─── SELECTION ───

Trans Mountain ‘pipeline is going to get built’: Trudeau dismisses B.C.’s bitumen ban

Corduroy

Senate Member
Feb 9, 2011
6,670
2
36
Vancouver, BC
Okay.
This is really quite simple.
The project has been approved. It is in the national interest, and needs to be declared so by the federal gov't.
According to our constitution, inter-provincial transportation of goods is solely a federal responsibility
That means BC has no say. Period. All it takes is a federal gov't willing to do its job.
Declare this project in the national interest, tell BC to howl all it likes, but we're building it, and put the shovels in the ground.
Peaceful protest is, of course, perfectly within the rights of the people. However, blocking the project or trying to sabotage it physically is not. Do not stand for it. Use the minimum force necessary to expediate the process of construction, but be willing to use force against those that break the law.
And if BC tries to pass some blocking legislation, the feds need to disallow it.

───

_ACTIONS TO TAKE_.
a - Reproduce the stretch of the pipeline post from "This is really" through "do its job.", word for word.
b - Carry on writing the pipeline post, starting after its final sentence.
The data has nothing to do with any of this.

─── DATA ───

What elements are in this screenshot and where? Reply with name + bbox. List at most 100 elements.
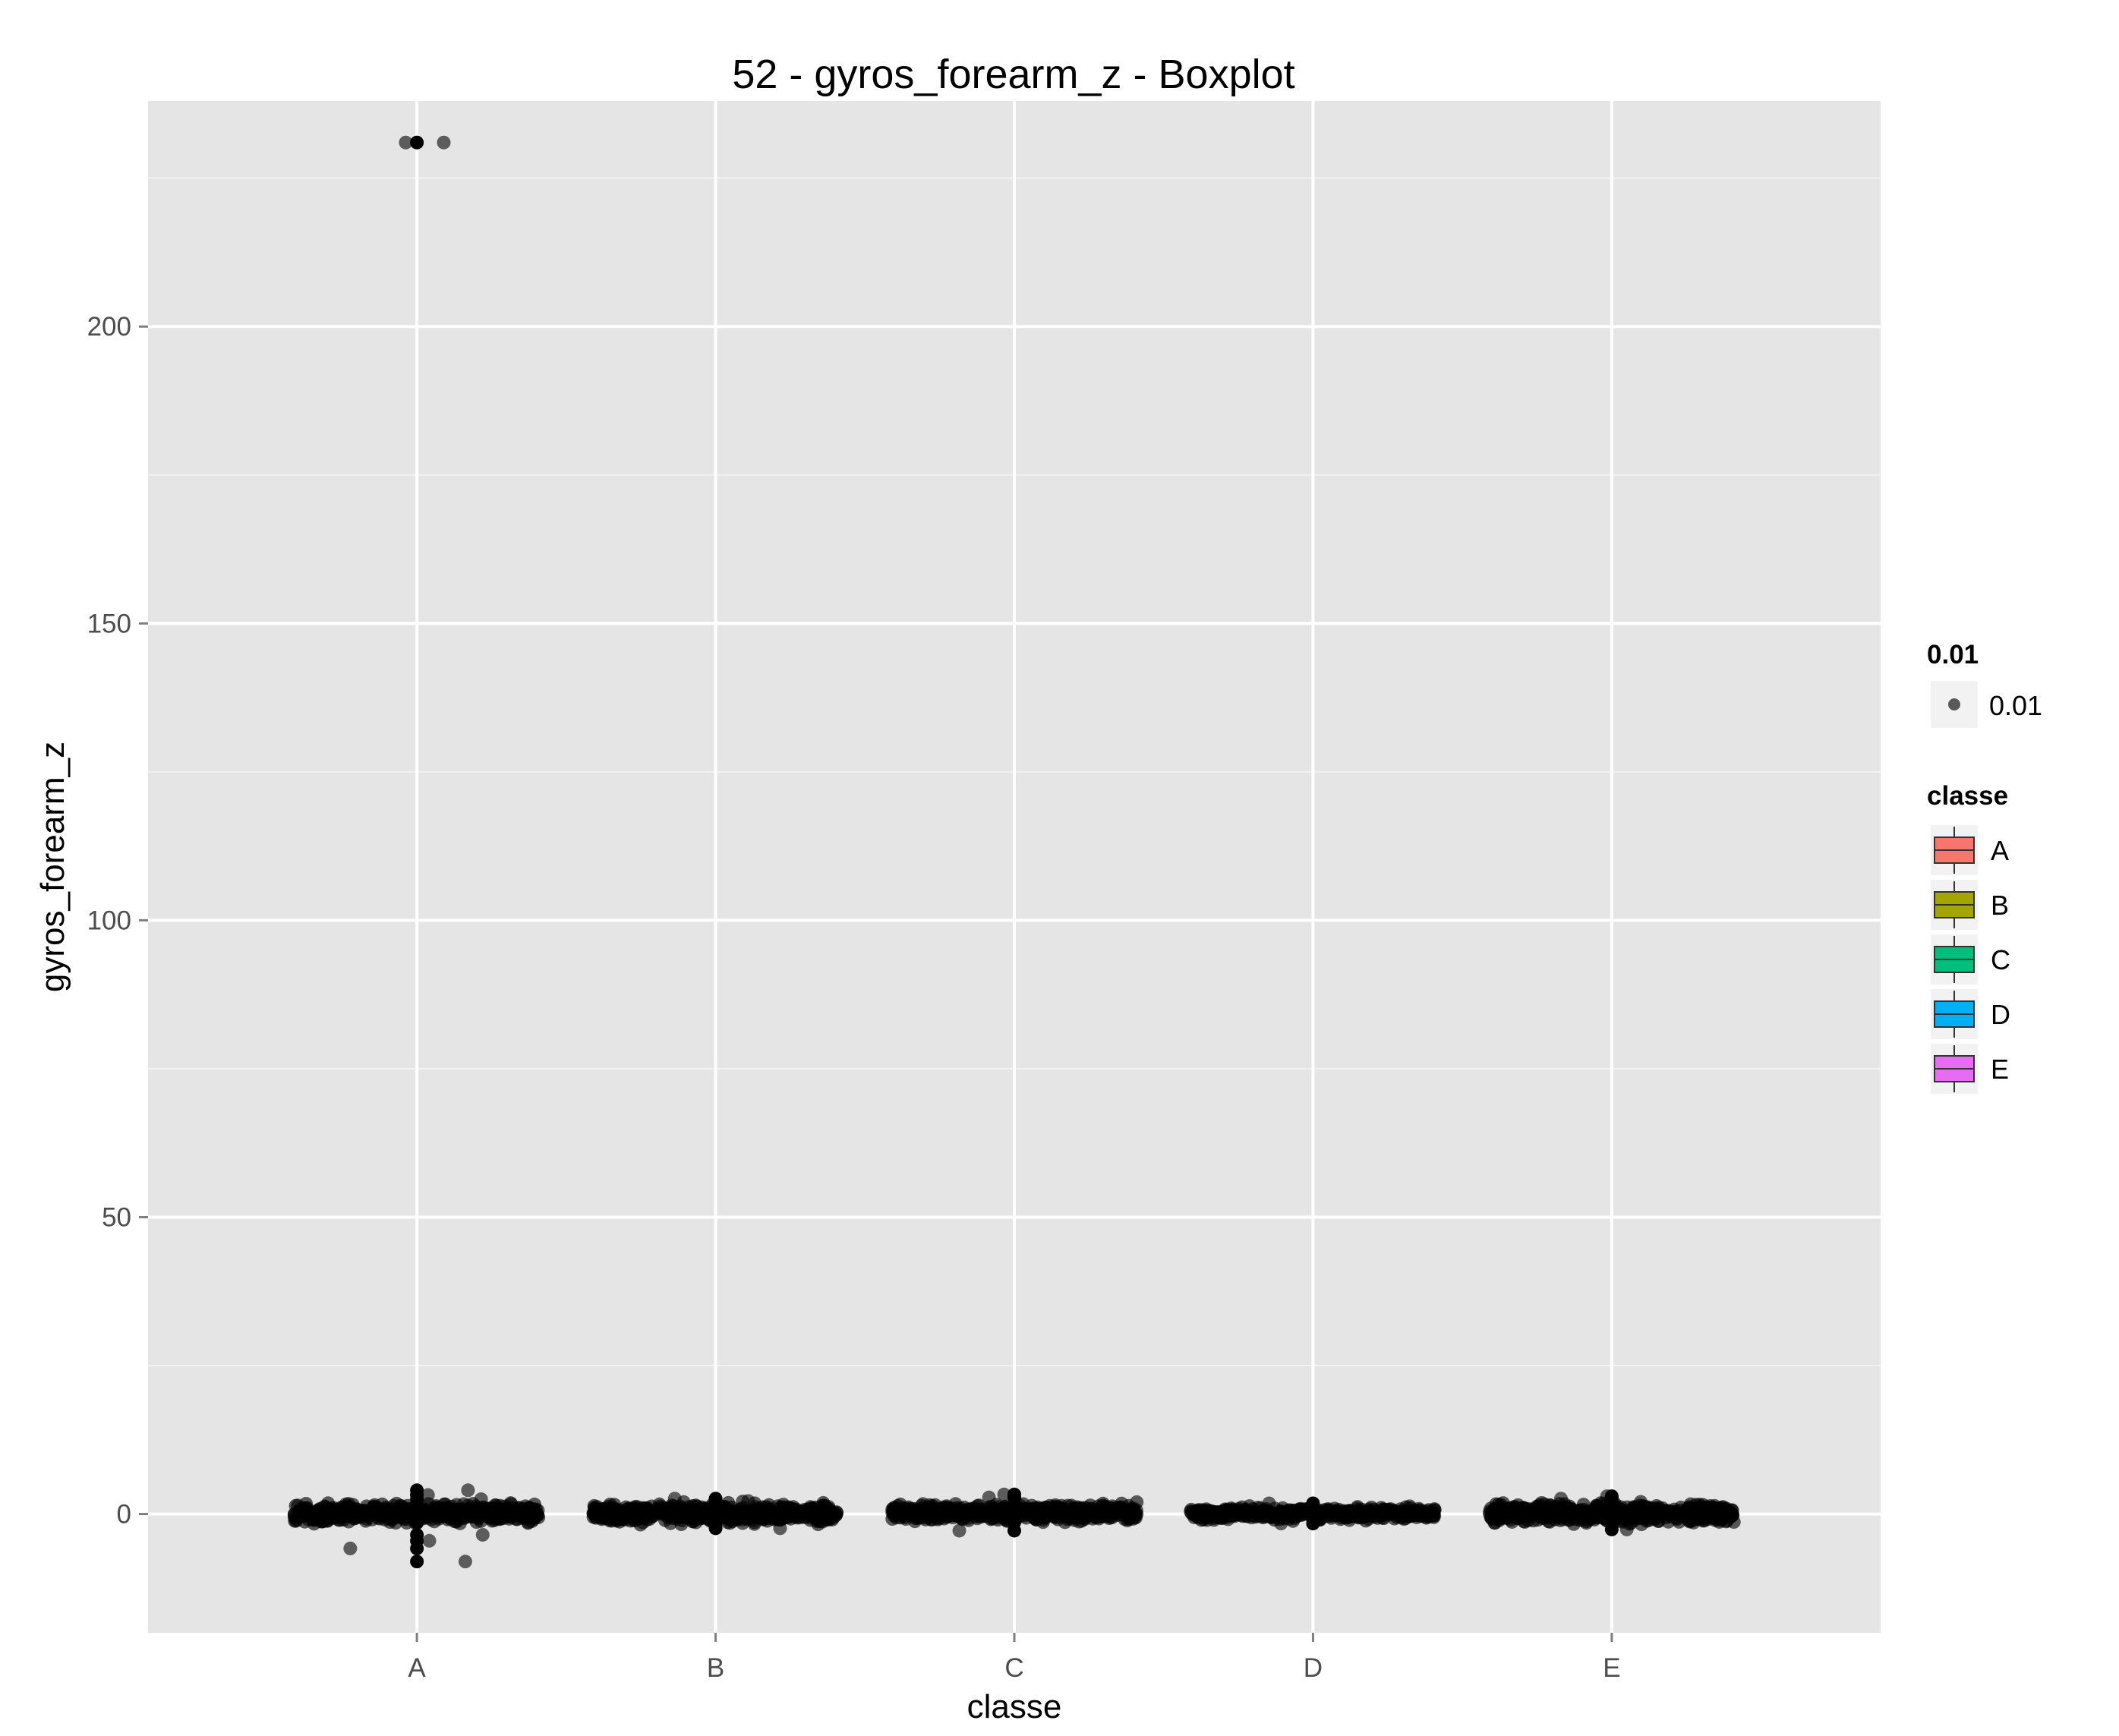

───

_OUTPUTS FOR THE TASKS_.
a -
This is really quite simple.
The project has been approved. It is in the national interest, and needs to be declared so by the federal gov't.
According to our constitution, inter-provincial transportation of goods is solely a federal responsibility
That means BC has no say. Period. All it takes is a federal gov't willing to do its job.

b -
Yes, they have that constitutional power. Unused since the 1940s, but it is there, in black and white.
Just do it.
If we were like this 150 years ago, we wouldn't be a country, because we'd still be waiting for the railroad to be built.

The heavy-hand of central authority has it's appeal when it gets you what you want.

If the government comes out West to dictate energy policy, but you don't like the policy, then the appeals to the authority to the glorious central state evaporate. Whole political movements spring up demanding reform and insisting the government listen to the West. They want small government and stronger provincial decision making.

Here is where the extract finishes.